Set problem
Find and copy lines holding "image".

The input
******************************

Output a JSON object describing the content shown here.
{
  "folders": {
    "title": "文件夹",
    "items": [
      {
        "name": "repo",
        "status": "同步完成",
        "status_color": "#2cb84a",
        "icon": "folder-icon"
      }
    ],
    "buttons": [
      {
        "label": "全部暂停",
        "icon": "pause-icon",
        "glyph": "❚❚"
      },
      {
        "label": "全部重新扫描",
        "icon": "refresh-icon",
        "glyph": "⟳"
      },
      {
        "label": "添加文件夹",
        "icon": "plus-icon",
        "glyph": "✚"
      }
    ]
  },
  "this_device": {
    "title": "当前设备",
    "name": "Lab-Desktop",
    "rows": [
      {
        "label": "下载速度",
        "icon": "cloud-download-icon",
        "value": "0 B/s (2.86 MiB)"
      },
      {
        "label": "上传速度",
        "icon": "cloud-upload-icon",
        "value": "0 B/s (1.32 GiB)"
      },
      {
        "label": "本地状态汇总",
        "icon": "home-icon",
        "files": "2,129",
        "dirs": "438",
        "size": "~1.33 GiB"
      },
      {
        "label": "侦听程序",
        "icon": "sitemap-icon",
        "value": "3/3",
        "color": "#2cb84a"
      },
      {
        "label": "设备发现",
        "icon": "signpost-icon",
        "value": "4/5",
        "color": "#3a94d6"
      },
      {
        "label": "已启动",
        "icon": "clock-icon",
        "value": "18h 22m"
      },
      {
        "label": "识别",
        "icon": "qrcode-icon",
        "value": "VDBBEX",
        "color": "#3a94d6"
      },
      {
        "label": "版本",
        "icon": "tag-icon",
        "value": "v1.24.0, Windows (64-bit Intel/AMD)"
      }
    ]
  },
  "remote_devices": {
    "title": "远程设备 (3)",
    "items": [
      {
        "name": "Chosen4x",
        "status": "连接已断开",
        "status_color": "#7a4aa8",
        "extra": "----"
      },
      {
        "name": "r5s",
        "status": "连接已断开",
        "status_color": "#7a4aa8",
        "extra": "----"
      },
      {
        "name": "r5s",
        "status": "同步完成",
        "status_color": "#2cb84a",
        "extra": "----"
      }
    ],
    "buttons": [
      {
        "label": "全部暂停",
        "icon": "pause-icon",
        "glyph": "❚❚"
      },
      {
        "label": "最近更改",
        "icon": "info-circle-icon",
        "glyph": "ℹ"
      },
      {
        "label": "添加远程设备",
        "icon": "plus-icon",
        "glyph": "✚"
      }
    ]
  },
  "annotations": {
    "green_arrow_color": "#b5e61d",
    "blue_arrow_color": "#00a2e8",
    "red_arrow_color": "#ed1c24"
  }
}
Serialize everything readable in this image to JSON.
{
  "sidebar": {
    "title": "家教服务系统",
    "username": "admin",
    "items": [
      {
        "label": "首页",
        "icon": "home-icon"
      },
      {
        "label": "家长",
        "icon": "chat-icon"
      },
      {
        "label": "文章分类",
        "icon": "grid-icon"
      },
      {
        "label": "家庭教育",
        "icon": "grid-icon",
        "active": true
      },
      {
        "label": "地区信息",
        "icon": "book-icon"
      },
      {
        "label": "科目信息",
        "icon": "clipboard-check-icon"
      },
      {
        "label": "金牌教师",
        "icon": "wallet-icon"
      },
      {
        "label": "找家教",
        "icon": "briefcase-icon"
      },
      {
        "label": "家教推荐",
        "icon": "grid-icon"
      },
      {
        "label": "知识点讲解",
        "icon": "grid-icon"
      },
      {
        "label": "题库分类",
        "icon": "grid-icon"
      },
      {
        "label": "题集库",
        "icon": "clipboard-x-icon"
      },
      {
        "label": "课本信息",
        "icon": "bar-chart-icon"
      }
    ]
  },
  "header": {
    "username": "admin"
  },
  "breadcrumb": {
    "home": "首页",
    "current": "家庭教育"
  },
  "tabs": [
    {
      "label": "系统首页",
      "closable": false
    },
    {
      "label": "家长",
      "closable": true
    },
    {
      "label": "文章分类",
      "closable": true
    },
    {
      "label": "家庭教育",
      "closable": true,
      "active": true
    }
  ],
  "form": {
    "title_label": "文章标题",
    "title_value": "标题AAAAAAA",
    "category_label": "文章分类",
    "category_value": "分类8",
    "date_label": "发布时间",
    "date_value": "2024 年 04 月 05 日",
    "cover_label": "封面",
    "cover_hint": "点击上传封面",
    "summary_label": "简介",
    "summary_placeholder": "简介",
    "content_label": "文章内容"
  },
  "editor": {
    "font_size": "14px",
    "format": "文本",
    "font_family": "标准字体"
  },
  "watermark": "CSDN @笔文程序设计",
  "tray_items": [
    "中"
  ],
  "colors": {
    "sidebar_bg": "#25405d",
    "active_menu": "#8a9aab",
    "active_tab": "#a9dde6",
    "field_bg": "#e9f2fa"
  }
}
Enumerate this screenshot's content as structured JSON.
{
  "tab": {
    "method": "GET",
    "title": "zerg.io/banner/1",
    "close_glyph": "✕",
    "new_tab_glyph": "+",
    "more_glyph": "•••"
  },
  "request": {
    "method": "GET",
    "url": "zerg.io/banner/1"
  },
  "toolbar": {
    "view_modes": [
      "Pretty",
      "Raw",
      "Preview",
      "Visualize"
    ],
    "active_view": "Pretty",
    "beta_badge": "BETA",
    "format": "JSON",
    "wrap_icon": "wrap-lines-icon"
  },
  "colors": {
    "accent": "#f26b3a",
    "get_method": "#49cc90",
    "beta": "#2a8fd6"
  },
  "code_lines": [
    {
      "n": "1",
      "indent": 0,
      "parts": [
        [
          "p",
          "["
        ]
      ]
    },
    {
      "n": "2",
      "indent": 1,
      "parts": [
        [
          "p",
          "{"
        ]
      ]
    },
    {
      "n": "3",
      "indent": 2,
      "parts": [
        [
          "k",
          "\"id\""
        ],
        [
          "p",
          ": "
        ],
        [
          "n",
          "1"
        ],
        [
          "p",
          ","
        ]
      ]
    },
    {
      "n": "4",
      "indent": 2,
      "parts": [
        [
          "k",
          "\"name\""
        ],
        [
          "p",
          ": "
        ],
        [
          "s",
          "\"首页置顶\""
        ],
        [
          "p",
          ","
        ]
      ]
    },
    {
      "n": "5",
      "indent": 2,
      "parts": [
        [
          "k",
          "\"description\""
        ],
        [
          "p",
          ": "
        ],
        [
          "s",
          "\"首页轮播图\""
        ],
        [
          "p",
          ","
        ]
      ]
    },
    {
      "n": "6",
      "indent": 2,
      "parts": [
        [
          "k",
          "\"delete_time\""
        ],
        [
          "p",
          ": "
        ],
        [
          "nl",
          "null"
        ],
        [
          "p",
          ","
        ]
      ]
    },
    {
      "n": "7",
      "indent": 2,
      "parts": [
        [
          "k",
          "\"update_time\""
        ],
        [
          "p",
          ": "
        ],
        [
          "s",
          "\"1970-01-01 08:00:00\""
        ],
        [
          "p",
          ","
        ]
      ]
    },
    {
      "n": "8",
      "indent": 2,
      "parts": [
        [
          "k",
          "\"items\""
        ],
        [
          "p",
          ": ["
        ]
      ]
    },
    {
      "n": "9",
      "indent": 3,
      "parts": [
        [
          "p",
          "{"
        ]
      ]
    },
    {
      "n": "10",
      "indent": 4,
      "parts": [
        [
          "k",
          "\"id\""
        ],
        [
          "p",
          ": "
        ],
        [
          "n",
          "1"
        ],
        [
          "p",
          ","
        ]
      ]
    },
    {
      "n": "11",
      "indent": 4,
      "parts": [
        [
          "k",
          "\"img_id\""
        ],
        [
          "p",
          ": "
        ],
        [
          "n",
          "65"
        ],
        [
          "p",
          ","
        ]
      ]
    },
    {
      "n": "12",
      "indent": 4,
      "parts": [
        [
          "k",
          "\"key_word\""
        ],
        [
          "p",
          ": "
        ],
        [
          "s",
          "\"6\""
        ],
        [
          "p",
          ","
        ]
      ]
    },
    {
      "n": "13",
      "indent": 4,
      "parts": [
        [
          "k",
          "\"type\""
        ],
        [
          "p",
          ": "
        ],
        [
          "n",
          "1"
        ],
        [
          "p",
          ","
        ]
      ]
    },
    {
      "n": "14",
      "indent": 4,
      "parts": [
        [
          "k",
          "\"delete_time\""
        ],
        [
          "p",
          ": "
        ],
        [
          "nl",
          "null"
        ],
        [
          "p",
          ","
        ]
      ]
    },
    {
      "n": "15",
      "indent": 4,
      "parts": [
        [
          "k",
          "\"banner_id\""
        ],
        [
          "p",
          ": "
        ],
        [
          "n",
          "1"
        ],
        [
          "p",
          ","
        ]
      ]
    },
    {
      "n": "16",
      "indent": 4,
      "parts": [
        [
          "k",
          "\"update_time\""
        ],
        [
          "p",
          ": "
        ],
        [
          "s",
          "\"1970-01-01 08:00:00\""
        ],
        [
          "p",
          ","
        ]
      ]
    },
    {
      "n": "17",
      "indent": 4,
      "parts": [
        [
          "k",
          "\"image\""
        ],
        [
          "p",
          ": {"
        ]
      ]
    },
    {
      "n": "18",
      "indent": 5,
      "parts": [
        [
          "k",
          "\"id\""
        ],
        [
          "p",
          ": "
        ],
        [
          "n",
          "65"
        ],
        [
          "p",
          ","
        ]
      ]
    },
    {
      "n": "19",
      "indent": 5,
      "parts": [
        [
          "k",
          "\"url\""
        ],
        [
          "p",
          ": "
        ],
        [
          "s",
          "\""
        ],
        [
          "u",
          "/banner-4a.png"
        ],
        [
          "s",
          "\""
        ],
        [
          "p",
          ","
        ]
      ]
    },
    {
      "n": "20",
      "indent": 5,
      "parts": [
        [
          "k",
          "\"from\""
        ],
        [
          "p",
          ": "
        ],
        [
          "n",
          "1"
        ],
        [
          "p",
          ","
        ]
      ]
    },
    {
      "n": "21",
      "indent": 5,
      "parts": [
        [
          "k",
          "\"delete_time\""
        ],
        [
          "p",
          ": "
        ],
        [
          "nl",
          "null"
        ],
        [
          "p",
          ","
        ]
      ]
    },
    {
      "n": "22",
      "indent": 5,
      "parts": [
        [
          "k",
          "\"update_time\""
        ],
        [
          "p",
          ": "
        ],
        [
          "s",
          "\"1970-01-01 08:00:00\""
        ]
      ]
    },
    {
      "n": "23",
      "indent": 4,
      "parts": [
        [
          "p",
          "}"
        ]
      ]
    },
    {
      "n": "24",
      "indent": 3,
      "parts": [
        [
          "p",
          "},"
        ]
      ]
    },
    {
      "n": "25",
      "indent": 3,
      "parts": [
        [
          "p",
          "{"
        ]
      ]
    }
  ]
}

******************************

Output for this exercise
Serialize everything readable in this image to JSON.
          "\"image\""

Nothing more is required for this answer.